[Data records]
============================================================

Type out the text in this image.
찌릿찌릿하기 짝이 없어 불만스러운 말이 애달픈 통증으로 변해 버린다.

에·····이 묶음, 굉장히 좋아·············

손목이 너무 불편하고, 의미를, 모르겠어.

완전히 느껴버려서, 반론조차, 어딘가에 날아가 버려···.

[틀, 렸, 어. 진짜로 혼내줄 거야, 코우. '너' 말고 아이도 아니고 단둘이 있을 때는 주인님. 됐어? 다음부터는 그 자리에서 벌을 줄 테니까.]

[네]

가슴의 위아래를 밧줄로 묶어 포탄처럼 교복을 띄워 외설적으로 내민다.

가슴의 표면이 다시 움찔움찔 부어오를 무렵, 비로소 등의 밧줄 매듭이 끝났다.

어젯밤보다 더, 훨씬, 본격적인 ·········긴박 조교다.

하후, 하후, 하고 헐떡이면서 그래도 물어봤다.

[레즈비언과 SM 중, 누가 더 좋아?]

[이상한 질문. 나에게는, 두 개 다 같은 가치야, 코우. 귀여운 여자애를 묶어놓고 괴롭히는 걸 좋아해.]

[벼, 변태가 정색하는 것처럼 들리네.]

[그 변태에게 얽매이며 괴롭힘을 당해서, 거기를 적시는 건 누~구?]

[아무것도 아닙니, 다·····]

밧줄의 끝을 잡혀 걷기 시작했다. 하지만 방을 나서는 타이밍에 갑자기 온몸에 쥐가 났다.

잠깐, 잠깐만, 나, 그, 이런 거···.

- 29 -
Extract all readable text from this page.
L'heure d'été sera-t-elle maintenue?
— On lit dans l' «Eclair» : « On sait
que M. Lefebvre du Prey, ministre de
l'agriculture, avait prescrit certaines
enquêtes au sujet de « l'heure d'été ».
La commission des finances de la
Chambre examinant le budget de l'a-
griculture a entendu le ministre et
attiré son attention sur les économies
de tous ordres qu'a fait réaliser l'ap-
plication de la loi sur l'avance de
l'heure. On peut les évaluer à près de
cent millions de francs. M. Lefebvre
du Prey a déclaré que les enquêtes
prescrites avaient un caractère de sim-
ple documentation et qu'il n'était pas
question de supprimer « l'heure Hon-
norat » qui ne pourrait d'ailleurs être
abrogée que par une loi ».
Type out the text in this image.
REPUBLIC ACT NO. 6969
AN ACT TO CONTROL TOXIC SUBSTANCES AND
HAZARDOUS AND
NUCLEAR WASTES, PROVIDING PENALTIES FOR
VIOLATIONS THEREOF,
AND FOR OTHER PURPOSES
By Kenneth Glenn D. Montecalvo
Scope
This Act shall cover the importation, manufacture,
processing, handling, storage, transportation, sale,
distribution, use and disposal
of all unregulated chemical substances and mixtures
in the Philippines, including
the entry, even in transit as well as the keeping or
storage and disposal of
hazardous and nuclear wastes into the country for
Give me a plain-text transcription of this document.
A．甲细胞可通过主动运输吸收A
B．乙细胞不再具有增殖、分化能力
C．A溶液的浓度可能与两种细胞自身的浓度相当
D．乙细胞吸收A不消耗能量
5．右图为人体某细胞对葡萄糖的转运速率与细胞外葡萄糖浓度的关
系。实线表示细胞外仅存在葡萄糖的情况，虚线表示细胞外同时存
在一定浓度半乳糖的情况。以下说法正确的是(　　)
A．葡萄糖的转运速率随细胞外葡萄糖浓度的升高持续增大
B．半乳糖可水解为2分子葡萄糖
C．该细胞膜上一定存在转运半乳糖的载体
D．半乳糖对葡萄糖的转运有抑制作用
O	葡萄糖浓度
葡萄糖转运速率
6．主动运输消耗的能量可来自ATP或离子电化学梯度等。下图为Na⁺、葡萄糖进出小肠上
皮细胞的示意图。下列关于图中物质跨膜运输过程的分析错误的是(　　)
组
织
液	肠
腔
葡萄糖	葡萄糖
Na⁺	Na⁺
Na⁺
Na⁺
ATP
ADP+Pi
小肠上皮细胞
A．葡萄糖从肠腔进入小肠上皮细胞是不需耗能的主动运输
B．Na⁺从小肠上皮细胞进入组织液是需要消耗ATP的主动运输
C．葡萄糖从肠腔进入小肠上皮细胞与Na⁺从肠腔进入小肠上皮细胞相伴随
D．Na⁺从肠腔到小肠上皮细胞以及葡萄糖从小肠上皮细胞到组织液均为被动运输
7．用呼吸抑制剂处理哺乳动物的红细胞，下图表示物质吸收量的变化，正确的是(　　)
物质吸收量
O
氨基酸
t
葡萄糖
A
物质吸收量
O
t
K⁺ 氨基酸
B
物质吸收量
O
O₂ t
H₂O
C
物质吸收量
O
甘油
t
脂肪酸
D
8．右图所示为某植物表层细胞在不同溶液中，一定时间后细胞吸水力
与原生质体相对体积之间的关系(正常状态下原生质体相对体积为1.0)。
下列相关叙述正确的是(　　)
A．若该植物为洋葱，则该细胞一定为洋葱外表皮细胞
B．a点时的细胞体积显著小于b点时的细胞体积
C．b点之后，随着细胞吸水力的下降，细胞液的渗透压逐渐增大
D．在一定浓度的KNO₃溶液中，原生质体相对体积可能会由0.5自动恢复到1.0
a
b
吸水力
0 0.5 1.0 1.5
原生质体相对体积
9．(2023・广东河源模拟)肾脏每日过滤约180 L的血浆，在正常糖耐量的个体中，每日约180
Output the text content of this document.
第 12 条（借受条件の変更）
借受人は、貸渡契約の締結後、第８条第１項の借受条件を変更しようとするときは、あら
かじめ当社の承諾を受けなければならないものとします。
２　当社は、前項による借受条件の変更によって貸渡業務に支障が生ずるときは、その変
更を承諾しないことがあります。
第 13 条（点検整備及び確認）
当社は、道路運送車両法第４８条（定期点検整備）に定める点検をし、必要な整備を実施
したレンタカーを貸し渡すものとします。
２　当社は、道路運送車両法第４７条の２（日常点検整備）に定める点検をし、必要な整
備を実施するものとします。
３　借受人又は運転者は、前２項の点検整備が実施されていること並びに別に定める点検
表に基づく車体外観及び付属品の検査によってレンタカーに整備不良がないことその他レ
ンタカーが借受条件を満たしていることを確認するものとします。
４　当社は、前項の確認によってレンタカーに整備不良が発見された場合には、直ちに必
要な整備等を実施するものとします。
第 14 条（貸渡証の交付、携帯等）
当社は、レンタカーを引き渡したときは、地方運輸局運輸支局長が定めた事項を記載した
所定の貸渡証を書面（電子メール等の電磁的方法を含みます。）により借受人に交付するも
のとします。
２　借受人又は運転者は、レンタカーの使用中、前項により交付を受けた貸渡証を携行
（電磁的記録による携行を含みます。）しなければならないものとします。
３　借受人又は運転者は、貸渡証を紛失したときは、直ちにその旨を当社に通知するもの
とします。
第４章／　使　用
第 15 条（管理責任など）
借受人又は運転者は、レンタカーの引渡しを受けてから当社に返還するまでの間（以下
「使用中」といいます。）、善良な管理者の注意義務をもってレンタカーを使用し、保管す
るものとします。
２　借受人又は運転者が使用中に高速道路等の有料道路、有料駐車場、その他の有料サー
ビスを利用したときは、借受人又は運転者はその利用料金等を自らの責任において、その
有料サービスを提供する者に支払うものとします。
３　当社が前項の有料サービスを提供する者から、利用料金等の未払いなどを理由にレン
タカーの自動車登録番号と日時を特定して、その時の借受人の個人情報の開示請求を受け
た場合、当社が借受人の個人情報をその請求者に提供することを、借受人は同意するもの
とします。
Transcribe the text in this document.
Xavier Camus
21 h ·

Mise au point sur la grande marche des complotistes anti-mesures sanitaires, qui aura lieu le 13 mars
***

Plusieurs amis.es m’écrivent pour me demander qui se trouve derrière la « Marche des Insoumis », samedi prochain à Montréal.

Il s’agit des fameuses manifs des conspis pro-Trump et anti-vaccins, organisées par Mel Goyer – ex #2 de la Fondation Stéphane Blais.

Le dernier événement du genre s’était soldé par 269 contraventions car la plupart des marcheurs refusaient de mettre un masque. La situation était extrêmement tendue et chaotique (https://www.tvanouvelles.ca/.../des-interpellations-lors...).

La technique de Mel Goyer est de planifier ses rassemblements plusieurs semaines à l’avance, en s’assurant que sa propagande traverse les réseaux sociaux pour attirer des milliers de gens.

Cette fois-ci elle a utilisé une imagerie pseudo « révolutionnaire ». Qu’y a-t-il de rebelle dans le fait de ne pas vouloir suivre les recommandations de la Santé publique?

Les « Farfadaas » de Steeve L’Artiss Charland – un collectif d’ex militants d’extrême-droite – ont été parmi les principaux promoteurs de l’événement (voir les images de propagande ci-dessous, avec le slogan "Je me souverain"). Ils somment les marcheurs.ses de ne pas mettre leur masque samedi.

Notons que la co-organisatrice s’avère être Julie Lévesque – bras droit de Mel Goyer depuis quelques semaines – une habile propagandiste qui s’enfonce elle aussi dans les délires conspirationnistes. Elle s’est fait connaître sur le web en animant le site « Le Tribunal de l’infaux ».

============================================================

WHAT TO DO → Count up every line above that has the word "fait" in it; answer with the number alone.

WRITTEN SOLUTION → 3